REQUIRED TASK: The records that follow need to be output exactly as they are.

#### GIVEN RECORDS ####

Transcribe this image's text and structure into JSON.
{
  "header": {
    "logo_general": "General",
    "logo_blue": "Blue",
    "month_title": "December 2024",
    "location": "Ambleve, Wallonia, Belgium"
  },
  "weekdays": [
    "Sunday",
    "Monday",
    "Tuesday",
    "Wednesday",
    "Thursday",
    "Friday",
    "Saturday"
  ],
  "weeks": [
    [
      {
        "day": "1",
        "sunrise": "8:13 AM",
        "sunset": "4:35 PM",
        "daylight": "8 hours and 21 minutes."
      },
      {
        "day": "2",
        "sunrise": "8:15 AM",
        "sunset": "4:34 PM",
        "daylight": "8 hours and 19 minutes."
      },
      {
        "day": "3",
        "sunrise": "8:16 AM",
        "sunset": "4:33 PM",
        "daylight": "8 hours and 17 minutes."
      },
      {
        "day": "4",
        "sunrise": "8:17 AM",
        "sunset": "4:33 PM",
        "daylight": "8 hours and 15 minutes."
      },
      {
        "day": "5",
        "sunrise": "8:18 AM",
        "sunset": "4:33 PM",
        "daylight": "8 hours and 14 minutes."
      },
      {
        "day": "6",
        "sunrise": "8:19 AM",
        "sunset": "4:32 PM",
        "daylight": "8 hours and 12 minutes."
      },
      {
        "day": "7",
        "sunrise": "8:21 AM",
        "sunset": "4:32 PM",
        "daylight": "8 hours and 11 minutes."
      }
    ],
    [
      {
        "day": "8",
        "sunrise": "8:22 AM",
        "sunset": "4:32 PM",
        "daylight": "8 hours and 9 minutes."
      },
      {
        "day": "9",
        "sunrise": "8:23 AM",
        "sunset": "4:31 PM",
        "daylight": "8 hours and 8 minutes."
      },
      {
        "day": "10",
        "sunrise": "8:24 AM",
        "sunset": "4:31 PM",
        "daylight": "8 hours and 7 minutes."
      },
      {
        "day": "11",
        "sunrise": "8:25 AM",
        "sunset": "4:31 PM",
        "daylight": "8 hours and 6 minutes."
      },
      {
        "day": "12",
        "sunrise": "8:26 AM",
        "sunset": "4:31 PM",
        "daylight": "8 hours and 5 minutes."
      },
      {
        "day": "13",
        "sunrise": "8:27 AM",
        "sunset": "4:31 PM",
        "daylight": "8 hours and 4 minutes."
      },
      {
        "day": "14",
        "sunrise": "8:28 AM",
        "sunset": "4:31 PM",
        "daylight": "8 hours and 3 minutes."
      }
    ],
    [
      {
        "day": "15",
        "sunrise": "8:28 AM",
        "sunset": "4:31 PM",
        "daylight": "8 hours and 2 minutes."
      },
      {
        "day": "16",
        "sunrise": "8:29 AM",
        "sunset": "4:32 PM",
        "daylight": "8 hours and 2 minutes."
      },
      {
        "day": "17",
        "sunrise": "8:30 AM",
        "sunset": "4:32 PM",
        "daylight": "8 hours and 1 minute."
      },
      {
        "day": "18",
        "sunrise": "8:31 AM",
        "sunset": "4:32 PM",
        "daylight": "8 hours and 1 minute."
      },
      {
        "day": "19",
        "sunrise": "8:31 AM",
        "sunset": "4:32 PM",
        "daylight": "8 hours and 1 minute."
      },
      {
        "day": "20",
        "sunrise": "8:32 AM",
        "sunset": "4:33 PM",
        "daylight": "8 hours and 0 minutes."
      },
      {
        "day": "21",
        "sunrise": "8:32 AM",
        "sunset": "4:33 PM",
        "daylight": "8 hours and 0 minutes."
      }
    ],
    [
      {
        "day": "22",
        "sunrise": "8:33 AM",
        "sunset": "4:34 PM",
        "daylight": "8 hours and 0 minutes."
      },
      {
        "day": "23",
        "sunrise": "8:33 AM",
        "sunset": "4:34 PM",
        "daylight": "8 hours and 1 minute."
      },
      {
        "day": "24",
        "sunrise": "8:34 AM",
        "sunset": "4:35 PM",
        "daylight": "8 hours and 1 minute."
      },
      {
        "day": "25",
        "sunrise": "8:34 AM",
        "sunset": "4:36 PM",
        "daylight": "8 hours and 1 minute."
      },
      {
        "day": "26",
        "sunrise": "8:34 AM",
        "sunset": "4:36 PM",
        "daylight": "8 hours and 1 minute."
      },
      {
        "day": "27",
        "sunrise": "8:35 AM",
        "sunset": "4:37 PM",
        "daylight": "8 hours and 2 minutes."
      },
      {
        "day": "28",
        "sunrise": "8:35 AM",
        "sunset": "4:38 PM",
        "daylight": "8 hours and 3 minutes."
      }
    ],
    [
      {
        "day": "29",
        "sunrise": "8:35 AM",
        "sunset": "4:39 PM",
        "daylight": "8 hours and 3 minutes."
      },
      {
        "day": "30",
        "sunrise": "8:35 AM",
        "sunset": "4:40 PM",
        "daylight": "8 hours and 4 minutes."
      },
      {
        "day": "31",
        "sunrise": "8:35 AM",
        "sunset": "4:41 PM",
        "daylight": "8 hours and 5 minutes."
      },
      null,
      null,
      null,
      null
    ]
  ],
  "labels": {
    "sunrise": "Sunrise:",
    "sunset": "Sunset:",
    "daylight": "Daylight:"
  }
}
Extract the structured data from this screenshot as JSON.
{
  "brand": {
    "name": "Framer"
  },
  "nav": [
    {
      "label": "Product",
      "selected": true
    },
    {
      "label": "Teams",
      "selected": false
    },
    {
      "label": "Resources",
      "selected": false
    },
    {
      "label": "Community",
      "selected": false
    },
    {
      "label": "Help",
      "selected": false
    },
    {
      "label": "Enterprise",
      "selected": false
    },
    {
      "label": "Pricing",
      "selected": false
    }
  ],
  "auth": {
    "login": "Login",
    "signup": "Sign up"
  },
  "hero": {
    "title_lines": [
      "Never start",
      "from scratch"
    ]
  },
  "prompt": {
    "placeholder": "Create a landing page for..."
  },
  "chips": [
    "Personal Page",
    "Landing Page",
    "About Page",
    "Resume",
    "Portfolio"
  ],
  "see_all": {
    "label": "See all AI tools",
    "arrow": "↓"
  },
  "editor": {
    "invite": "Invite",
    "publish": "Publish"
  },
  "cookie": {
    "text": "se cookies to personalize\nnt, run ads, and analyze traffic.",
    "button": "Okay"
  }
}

####

WRITTEN SOLUTION:
Transcribe this image's text and structure into JSON.
{
  "header": {
    "logo_general": "General",
    "logo_blue": "Blue",
    "month_title": "December 2024",
    "location": "Ambleve, Wallonia, Belgium"
  },
  "weekdays": [
    "Sunday",
    "Monday",
    "Tuesday",
    "Wednesday",
    "Thursday",
    "Friday",
    "Saturday"
  ],
  "weeks": [
    [
      {
        "day": "1",
        "sunrise": "8:13 AM",
        "sunset": "4:35 PM",
        "daylight": "8 hours and 21 minutes."
      },
      {
        "day": "2",
        "sunrise": "8:15 AM",
        "sunset": "4:34 PM",
        "daylight": "8 hours and 19 minutes."
      },
      {
        "day": "3",
        "sunrise": "8:16 AM",
        "sunset": "4:33 PM",
        "daylight": "8 hours and 17 minutes."
      },
      {
        "day": "4",
        "sunrise": "8:17 AM",
        "sunset": "4:33 PM",
        "daylight": "8 hours and 15 minutes."
      },
      {
        "day": "5",
        "sunrise": "8:18 AM",
        "sunset": "4:33 PM",
        "daylight": "8 hours and 14 minutes."
      },
      {
        "day": "6",
        "sunrise": "8:19 AM",
        "sunset": "4:32 PM",
        "daylight": "8 hours and 12 minutes."
      },
      {
        "day": "7",
        "sunrise": "8:21 AM",
        "sunset": "4:32 PM",
        "daylight": "8 hours and 11 minutes."
      }
    ],
    [
      {
        "day": "8",
        "sunrise": "8:22 AM",
        "sunset": "4:32 PM",
        "daylight": "8 hours and 9 minutes."
      },
      {
        "day": "9",
        "sunrise": "8:23 AM",
        "sunset": "4:31 PM",
        "daylight": "8 hours and 8 minutes."
      },
      {
        "day": "10",
        "sunrise": "8:24 AM",
        "sunset": "4:31 PM",
        "daylight": "8 hours and 7 minutes."
      },
      {
        "day": "11",
        "sunrise": "8:25 AM",
        "sunset": "4:31 PM",
        "daylight": "8 hours and 6 minutes."
      },
      {
        "day": "12",
        "sunrise": "8:26 AM",
        "sunset": "4:31 PM",
        "daylight": "8 hours and 5 minutes."
      },
      {
        "day": "13",
        "sunrise": "8:27 AM",
        "sunset": "4:31 PM",
        "daylight": "8 hours and 4 minutes."
      },
      {
        "day": "14",
        "sunrise": "8:28 AM",
        "sunset": "4:31 PM",
        "daylight": "8 hours and 3 minutes."
      }
    ],
    [
      {
        "day": "15",
        "sunrise": "8:28 AM",
        "sunset": "4:31 PM",
        "daylight": "8 hours and 2 minutes."
      },
      {
        "day": "16",
        "sunrise": "8:29 AM",
        "sunset": "4:32 PM",
        "daylight": "8 hours and 2 minutes."
      },
      {
        "day": "17",
        "sunrise": "8:30 AM",
        "sunset": "4:32 PM",
        "daylight": "8 hours and 1 minute."
      },
      {
        "day": "18",
        "sunrise": "8:31 AM",
        "sunset": "4:32 PM",
        "daylight": "8 hours and 1 minute."
      },
      {
        "day": "19",
        "sunrise": "8:31 AM",
        "sunset": "4:32 PM",
        "daylight": "8 hours and 1 minute."
      },
      {
        "day": "20",
        "sunrise": "8:32 AM",
        "sunset": "4:33 PM",
        "daylight": "8 hours and 0 minutes."
      },
      {
        "day": "21",
        "sunrise": "8:32 AM",
        "sunset": "4:33 PM",
        "daylight": "8 hours and 0 minutes."
      }
    ],
    [
      {
        "day": "22",
        "sunrise": "8:33 AM",
        "sunset": "4:34 PM",
        "daylight": "8 hours and 0 minutes."
      },
      {
        "day": "23",
        "sunrise": "8:33 AM",
        "sunset": "4:34 PM",
        "daylight": "8 hours and 1 minute."
      },
      {
        "day": "24",
        "sunrise": "8:34 AM",
        "sunset": "4:35 PM",
        "daylight": "8 hours and 1 minute."
      },
      {
        "day": "25",
        "sunrise": "8:34 AM",
        "sunset": "4:36 PM",
        "daylight": "8 hours and 1 minute."
      },
      {
        "day": "26",
        "sunrise": "8:34 AM",
        "sunset": "4:36 PM",
        "daylight": "8 hours and 1 minute."
      },
      {
        "day": "27",
        "sunrise": "8:35 AM",
        "sunset": "4:37 PM",
        "daylight": "8 hours and 2 minutes."
      },
      {
        "day": "28",
        "sunrise": "8:35 AM",
        "sunset": "4:38 PM",
        "daylight": "8 hours and 3 minutes."
      }
    ],
    [
      {
        "day": "29",
        "sunrise": "8:35 AM",
        "sunset": "4:39 PM",
        "daylight": "8 hours and 3 minutes."
      },
      {
        "day": "30",
        "sunrise": "8:35 AM",
        "sunset": "4:40 PM",
        "daylight": "8 hours and 4 minutes."
      },
      {
        "day": "31",
        "sunrise": "8:35 AM",
        "sunset": "4:41 PM",
        "daylight": "8 hours and 5 minutes."
      },
      null,
      null,
      null,
      null
    ]
  ],
  "labels": {
    "sunrise": "Sunrise:",
    "sunset": "Sunset:",
    "daylight": "Daylight:"
  }
}
Extract the structured data from this screenshot as JSON.
{
  "brand": {
    "name": "Framer"
  },
  "nav": [
    {
      "label": "Product",
      "selected": true
    },
    {
      "label": "Teams",
      "selected": false
    },
    {
      "label": "Resources",
      "selected": false
    },
    {
      "label": "Community",
      "selected": false
    },
    {
      "label": "Help",
      "selected": false
    },
    {
      "label": "Enterprise",
      "selected": false
    },
    {
      "label": "Pricing",
      "selected": false
    }
  ],
  "auth": {
    "login": "Login",
    "signup": "Sign up"
  },
  "hero": {
    "title_lines": [
      "Never start",
      "from scratch"
    ]
  },
  "prompt": {
    "placeholder": "Create a landing page for..."
  },
  "chips": [
    "Personal Page",
    "Landing Page",
    "About Page",
    "Resume",
    "Portfolio"
  ],
  "see_all": {
    "label": "See all AI tools",
    "arrow": "↓"
  },
  "editor": {
    "invite": "Invite",
    "publish": "Publish"
  },
  "cookie": {
    "text": "se cookies to personalize\nnt, run ads, and analyze traffic.",
    "button": "Okay"
  }
}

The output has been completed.